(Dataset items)
* * * * *

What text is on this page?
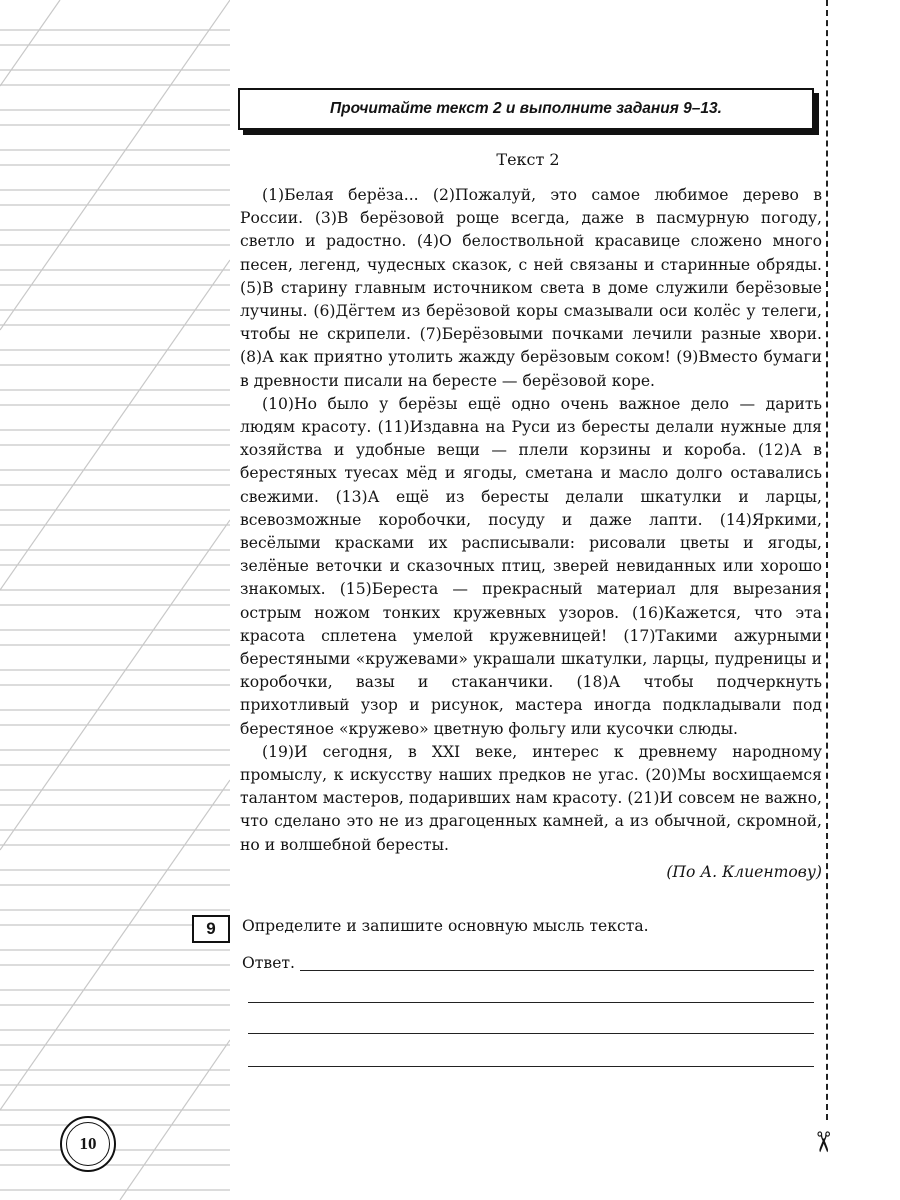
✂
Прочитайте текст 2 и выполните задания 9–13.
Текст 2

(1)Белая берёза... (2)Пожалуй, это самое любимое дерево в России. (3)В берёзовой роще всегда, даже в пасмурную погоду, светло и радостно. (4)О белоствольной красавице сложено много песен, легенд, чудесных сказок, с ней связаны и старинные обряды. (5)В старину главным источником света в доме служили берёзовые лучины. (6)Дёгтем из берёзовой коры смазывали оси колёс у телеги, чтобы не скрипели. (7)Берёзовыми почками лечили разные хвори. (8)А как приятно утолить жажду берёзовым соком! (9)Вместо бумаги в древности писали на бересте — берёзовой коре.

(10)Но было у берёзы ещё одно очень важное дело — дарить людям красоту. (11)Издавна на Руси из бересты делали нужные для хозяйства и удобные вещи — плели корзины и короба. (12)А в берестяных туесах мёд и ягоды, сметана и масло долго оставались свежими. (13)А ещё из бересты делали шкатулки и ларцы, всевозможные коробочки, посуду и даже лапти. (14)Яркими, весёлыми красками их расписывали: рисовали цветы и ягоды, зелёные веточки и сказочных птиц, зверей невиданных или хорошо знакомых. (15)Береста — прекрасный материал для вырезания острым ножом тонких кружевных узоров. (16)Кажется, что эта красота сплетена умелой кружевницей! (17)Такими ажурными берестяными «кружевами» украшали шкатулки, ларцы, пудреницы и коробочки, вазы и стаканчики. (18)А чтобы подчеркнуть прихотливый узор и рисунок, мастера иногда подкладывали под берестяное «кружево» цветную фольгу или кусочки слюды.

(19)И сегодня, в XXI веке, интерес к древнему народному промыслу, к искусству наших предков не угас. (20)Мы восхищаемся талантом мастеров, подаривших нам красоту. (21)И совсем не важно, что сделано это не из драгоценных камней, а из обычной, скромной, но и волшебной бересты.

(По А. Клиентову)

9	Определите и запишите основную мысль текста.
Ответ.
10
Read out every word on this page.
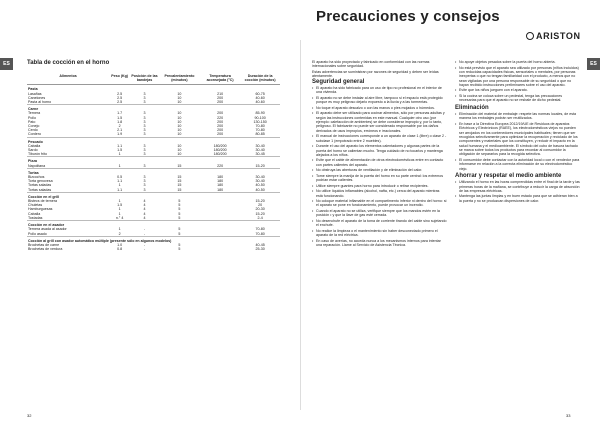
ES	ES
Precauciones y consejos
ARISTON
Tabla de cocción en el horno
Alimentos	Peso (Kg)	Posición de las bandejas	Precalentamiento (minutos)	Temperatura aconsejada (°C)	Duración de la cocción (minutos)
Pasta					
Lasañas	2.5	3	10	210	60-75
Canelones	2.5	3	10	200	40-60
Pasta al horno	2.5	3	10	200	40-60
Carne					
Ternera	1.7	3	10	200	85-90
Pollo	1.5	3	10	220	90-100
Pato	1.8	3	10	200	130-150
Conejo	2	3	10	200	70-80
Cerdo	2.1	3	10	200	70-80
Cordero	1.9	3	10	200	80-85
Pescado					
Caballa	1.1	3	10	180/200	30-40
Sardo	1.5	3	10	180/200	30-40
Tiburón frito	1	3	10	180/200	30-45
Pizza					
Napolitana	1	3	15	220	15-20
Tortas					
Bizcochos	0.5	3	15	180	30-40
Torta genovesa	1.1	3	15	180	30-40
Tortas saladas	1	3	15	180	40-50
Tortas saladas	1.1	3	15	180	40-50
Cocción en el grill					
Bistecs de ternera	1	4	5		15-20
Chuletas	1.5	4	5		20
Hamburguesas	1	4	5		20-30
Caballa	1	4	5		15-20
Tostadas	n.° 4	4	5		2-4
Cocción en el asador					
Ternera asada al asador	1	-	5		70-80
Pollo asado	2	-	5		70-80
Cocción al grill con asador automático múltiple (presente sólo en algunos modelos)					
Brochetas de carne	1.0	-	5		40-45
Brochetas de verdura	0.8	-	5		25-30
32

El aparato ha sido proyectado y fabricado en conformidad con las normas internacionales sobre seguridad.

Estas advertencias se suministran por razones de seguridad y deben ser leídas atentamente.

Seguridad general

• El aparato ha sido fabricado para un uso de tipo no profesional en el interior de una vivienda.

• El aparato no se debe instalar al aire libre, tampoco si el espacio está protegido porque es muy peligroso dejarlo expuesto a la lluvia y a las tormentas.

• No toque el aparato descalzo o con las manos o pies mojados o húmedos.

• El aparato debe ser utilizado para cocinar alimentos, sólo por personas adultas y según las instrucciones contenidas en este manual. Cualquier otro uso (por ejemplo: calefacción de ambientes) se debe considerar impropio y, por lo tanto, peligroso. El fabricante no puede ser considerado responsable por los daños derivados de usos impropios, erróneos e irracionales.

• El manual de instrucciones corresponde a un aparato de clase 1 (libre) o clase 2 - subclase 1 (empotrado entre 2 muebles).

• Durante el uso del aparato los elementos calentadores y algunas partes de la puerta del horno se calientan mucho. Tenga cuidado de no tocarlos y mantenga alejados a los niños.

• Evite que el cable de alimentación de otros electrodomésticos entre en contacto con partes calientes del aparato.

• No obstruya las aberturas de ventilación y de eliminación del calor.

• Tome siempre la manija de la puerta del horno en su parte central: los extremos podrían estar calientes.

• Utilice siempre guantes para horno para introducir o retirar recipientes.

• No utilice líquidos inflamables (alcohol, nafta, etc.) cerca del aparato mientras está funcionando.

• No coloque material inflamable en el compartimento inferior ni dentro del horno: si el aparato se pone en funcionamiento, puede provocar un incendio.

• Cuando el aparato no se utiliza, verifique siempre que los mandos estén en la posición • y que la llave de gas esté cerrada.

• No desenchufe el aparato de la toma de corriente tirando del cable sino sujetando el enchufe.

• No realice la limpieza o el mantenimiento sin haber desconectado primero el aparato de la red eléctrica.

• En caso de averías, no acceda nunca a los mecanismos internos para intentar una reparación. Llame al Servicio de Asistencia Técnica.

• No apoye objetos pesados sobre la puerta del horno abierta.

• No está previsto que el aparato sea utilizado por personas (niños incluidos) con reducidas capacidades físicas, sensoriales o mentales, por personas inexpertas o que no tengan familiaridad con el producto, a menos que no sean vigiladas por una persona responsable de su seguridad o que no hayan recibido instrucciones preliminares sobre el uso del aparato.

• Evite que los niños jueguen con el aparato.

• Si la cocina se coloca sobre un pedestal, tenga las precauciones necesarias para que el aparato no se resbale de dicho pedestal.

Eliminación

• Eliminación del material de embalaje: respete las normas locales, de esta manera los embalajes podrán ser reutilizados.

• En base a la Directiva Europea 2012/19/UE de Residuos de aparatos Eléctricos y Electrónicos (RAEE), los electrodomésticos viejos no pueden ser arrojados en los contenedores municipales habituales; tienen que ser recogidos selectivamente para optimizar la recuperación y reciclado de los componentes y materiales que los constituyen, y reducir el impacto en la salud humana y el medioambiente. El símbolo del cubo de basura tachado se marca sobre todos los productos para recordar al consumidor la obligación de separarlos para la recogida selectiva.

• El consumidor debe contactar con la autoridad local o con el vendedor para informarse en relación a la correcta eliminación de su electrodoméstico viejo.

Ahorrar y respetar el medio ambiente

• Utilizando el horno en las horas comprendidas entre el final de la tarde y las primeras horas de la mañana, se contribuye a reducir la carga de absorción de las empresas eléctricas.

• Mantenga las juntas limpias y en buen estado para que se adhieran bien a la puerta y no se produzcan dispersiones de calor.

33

* * * * *

Collect each line holding the string "electrodomésticos".

• Evite que el cable de alimentación de otros electrodomésticos entre en contacto con partes calientes del aparato.
• En base a la Directiva Europea 2012/19/UE de Residuos de aparatos Eléctricos y Electrónicos (RAEE), los electrodomésticos viejos no pueden ser arrojados en los contenedores municipales habituales; tienen que ser recogidos selectivamente para optimizar la recuperación y reciclado de los componentes y materiales que los constituyen, y reducir el impacto en la salud humana y el medioambiente. El símbolo del cubo de basura tachado se marca sobre todos los productos para recordar al consumidor la obligación de separarlos para la recogida selectiva.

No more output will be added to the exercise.